Saved entries:
◆ ◆ ◆ ◆ ◆

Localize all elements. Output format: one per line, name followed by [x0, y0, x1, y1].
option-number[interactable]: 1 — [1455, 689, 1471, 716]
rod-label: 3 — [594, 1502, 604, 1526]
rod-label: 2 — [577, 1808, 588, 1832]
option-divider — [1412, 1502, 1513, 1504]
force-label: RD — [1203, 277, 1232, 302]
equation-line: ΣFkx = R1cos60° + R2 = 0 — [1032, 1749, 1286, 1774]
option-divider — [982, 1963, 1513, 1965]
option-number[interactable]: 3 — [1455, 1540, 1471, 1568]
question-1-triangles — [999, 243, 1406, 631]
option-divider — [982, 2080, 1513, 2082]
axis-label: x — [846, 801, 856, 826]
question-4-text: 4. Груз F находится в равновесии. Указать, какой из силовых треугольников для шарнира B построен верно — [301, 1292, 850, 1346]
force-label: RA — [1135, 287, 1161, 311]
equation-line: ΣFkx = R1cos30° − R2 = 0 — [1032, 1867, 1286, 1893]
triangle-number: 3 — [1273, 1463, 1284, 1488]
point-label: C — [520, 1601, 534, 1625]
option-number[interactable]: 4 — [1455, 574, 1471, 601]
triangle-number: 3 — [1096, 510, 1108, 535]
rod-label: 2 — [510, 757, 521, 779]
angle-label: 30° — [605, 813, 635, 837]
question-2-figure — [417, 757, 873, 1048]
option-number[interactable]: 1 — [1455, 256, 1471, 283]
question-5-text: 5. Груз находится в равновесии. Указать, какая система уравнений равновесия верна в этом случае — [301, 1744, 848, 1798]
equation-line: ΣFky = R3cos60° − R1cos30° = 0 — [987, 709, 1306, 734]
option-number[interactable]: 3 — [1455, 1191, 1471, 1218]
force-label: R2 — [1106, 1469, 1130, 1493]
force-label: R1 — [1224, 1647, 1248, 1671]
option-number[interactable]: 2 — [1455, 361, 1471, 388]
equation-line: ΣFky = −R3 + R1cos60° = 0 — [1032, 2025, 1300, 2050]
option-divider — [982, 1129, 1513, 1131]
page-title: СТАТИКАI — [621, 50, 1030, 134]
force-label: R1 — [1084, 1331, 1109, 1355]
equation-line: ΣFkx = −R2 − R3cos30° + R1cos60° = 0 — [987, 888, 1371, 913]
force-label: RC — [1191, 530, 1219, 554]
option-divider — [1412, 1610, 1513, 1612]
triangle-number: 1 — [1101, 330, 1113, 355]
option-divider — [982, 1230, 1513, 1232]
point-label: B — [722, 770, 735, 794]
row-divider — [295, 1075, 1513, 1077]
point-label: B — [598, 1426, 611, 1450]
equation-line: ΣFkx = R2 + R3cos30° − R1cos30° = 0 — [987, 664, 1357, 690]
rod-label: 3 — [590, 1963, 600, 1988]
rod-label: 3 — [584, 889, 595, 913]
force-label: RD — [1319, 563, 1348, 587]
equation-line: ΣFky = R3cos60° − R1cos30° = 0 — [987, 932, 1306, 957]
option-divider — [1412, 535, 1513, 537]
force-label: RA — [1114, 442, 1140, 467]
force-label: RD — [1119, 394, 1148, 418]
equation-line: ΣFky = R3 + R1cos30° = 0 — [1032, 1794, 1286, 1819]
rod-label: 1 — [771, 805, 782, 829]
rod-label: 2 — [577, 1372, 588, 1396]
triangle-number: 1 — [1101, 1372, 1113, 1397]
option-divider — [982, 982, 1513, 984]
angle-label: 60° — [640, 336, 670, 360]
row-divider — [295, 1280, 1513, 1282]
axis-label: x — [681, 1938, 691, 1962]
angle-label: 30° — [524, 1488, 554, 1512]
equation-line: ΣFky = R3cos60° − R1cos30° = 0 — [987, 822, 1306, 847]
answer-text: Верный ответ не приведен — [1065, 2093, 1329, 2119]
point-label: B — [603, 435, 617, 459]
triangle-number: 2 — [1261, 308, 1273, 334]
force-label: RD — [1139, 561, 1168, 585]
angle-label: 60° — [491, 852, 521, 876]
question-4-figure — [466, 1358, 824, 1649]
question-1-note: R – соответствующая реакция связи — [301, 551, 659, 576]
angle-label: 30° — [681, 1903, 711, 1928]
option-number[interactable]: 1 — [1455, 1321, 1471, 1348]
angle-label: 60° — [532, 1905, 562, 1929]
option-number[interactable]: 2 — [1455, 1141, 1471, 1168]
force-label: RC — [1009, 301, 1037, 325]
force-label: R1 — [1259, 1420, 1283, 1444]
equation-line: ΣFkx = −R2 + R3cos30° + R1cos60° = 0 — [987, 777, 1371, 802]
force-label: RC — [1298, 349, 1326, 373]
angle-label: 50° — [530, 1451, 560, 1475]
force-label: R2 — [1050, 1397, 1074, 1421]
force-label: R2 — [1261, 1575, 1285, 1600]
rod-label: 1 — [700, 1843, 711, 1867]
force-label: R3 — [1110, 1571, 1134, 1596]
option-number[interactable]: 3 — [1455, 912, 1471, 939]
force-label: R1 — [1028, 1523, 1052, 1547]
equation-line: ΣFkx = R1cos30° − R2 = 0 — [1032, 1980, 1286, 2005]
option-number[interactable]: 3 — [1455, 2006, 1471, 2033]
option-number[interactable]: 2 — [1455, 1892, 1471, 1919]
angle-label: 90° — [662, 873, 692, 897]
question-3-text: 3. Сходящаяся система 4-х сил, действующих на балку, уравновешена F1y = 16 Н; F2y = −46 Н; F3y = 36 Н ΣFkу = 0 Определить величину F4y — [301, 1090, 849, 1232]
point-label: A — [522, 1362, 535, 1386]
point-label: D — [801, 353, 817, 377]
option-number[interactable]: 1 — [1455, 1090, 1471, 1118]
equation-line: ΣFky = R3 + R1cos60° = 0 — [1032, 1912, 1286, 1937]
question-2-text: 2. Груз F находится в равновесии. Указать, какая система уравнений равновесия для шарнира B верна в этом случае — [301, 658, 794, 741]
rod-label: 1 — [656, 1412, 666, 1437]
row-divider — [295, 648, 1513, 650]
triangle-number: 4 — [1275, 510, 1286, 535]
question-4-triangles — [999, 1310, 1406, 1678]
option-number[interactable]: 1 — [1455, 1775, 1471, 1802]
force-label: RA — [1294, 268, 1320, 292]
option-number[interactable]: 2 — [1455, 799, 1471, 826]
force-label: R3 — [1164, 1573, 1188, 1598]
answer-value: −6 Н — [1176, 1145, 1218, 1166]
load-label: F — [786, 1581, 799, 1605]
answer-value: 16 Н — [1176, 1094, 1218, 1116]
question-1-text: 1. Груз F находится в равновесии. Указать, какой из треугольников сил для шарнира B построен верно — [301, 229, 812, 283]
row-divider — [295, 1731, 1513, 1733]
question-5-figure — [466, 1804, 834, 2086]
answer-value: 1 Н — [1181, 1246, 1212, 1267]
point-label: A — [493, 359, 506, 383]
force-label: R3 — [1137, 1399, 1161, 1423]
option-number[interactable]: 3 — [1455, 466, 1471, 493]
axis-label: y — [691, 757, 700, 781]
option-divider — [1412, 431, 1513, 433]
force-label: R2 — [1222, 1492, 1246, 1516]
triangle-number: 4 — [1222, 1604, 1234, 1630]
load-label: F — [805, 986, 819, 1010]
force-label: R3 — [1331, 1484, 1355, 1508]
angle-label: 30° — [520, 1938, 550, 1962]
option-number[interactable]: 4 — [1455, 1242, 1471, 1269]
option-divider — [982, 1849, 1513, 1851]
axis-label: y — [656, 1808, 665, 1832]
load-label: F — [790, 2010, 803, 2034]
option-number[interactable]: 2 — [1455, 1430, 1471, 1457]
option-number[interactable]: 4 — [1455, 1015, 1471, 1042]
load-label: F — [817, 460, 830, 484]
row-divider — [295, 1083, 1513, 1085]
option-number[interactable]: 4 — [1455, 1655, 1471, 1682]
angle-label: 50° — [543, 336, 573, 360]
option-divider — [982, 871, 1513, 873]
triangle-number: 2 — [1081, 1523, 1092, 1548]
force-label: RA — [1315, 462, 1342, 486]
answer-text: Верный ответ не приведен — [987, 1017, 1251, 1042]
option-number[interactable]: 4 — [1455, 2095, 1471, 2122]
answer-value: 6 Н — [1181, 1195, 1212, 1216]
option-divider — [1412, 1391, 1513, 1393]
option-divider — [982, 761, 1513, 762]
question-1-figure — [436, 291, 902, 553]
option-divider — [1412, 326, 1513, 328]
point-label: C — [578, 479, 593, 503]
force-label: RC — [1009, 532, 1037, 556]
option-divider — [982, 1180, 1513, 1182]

◆ ◆ ◆ ◆ ◆

▶ [REQUIRED TASK]: Convert the lines of the Saved entries into a numbered list, starting with the first line and going on through the line with "1867, 1286, 1893]". Leave out any blank lines.

▶ [THE RESULT]:
1. Localize all elements. Output format: one per line, name followed by [x0, y0, x1, y1].
2. option-number[interactable]: 1 — [1455, 689, 1471, 716]
3. rod-label: 3 — [594, 1502, 604, 1526]
4. rod-label: 2 — [577, 1808, 588, 1832]
5. option-divider — [1412, 1502, 1513, 1504]
6. force-label: RD — [1203, 277, 1232, 302]
7. equation-line: ΣFkx = R1cos60° + R2 = 0 — [1032, 1749, 1286, 1774]
8. option-divider — [982, 1963, 1513, 1965]
9. option-number[interactable]: 3 — [1455, 1540, 1471, 1568]
10. question-1-triangles — [999, 243, 1406, 631]
11. option-divider — [982, 2080, 1513, 2082]
12. axis-label: x — [846, 801, 856, 826]
13. question-4-text: 4. Груз F находится в равновесии. Указать, какой из силовых треугольников для шарнира B построен верно — [301, 1292, 850, 1346]
14. force-label: RA — [1135, 287, 1161, 311]
15. equation-line: ΣFkx = R1cos30° − R2 = 0 — [1032, 1867, 1286, 1893]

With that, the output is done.